» **Fragmento**:
Admiro tan profundamente a este novelista que lo seguiré leyendo y releyendo en el futuro, consciente de que se trata de uno de los mejores narradores hispanos del siglo XX. Pero en esta ocasión, por desgracia, el resultado de su escritura no creo que merezca demasiados aplausos.

martes, 3 de marzo de 2020

Nadie vale más que otro




El sargento Rubén Bevilacqua y la cabo Virginia Chamorro necesitan muy pocas presentaciones para el lector que conozca la narrativa de Lorenzo Silva: son sus dos personajes estrella, dos investigadores de la guardia civil que se ocupan de investigar casos especialmente complejos y que aquí, en las páginas de Nadie vale más que otro (Destino, 2004), tratarán de resolver cuatro enredos de distinta envergadura. En “Un asunto rutinario” se enfrentarán al asesinato de Marcos Larrea, un pequeño traficante al que matan y cuyo coche queman, quedando entre los restos calcinados un enigmático ladrillo; en “Un asunto familiar” se las verán con el desagradable caso de una niña de once años a la que violan y estrangulan de un modo tan torpe como macabro; en “Un asunto conyugal” el foco de las sospechas recaerá sobre un marido que, acusado muchas veces de malos tratos a su esposa, insiste en que no ha sido él quien la ha asesinado con un hacha; y en “Un asunto vecinal” el protagonismo truculento recae sobre un ecuatoriano, al que han golpeado y asfixiado con una bolsa.
En los cuatro relatos que componen el volumen, los primores estilísticos quedan supeditados a la eficacia y la fluidez narrativas, que son muy elevadas y que nos entregan a dos investigadores cada vez más compenetrados, más maduros y más humanos: la irritación de Bevilacqua por tener que trabajar en el día de su cumpleaños, el mal humor que se le pone a Chamorro cuando le baja la regla, la forma estoica en que ambos van comprendiendo y aceptando las zonas de sombra de sus congéneres, etc.
Este volumen constituye una buena puerta para adentrarse en el universo de los dos investigadores más famosos que ha dado la guardia civil en la historia de la literatura española.

lunes, 2 de marzo de 2020

Poemas del desamor verdadero




La juventud, por su condición misma, desconoce los acíbares de la frustración. Todo en ella es júbilo, arrebato, ansia, proyecto e infinito. Cuando aún son pocos los años que nos afligen lo tenemos claro: el futuro (esa sustancia cuyos perfiles todavía desconocemos, y aun despreciamos) se nos entregará sin reservas y nos hará dichosos. Será (quién lo duda) un ámbito de luz, un paraíso alcanzado.

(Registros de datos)
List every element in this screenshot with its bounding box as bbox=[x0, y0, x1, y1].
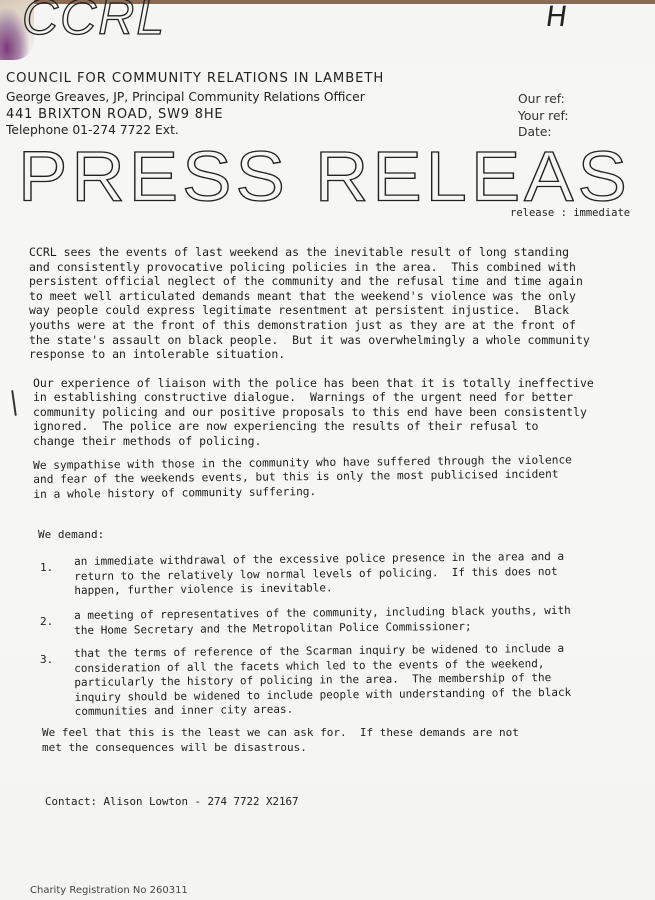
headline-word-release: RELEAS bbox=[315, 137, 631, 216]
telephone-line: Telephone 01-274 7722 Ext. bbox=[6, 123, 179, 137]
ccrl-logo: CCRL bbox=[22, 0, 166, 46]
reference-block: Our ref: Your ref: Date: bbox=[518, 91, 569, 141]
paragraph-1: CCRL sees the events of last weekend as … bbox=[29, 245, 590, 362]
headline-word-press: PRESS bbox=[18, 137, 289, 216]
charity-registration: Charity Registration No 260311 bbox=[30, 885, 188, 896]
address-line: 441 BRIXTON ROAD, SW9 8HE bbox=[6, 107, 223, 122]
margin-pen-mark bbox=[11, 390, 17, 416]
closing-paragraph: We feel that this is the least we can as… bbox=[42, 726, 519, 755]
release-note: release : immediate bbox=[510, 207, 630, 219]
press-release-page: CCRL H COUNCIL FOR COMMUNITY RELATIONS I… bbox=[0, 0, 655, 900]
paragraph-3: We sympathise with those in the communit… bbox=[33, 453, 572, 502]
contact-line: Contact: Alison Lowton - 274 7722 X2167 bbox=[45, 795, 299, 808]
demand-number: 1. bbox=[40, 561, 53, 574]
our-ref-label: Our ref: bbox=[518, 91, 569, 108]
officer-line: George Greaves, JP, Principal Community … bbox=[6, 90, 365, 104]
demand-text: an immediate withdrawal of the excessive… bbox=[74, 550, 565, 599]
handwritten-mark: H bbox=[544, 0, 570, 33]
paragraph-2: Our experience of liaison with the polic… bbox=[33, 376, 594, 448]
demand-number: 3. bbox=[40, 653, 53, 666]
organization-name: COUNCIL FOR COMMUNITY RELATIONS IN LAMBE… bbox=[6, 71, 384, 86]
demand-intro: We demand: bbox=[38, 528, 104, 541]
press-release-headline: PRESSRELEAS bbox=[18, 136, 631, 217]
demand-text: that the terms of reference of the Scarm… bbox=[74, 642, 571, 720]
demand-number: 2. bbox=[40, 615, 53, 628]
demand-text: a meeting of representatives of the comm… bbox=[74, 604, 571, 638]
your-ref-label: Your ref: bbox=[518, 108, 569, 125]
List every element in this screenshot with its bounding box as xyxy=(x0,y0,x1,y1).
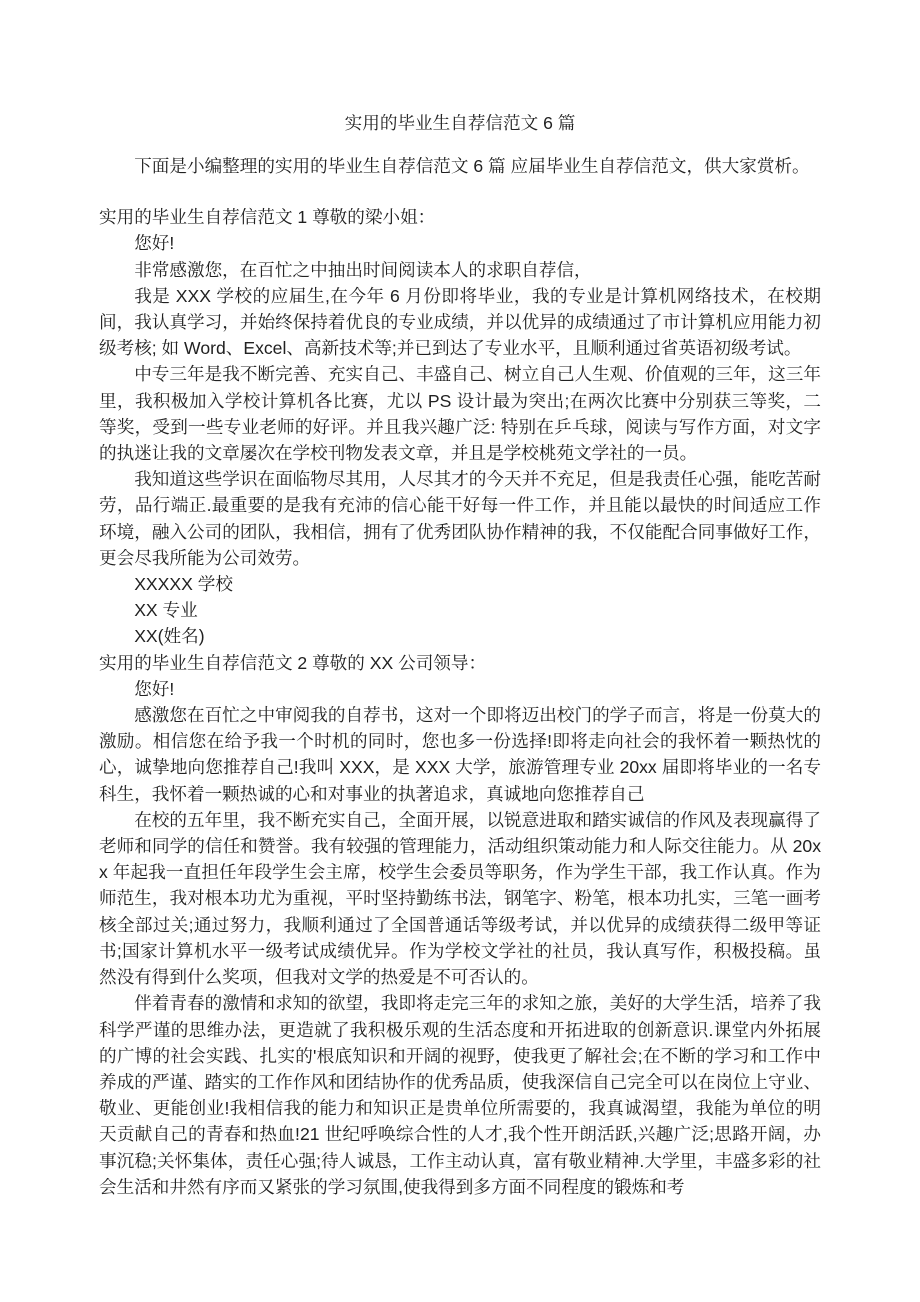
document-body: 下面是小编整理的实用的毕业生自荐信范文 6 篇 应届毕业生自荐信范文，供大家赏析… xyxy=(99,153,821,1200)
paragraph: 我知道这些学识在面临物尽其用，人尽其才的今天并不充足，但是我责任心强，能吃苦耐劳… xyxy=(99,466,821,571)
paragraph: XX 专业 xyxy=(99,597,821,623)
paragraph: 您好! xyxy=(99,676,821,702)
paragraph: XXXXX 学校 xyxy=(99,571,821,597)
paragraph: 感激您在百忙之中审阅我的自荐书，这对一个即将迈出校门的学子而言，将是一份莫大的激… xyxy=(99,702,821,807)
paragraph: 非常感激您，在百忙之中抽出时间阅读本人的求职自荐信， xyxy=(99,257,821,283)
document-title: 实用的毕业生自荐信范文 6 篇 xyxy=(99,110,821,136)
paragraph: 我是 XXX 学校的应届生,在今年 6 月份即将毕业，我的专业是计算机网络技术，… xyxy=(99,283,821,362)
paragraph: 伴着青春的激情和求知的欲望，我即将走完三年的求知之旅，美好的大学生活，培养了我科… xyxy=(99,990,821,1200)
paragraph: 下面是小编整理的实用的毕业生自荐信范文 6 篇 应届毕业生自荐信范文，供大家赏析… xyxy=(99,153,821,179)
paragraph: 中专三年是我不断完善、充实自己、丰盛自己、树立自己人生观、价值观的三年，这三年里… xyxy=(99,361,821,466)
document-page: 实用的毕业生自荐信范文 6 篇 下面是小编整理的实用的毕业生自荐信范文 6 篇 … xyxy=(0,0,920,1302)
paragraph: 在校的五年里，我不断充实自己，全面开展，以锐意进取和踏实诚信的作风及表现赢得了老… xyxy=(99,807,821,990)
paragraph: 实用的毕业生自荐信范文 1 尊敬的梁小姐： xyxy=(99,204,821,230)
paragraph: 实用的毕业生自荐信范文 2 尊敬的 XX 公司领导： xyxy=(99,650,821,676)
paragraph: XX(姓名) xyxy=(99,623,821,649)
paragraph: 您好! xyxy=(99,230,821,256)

» **Consigna 1**:
Indica si cada una de estas afirmaciones concuerda con el fragmento y cita las palabras exactas que lo deciden: (a) Nadie vale más que otro fue publicado por Destino en 2004. (b) El volumen reúne cinco relatos. (c) En «Un asunto conyugal» el marido admite haber asesinado a su esposa con un hacha.
» **Consigna 2**:
Reproduce literalmente la parte del fragmento que va desde «Este volumen constituye» hasta «la literatura española.».

» **Solución propuesta 1**:
(a) Sí: «Nadie vale más que otro (Destino, 2004)».
(b) No: «En los cuatro relatos que componen el volumen».
(c) No: «insiste en que no ha sido él quien la ha asesinado con un hacha».

» **Solución propuesta 2**:
Este volumen constituye una buena puerta para adentrarse en el universo de los dos investigadores más famosos que ha dado la guardia civil en la historia de la literatura española.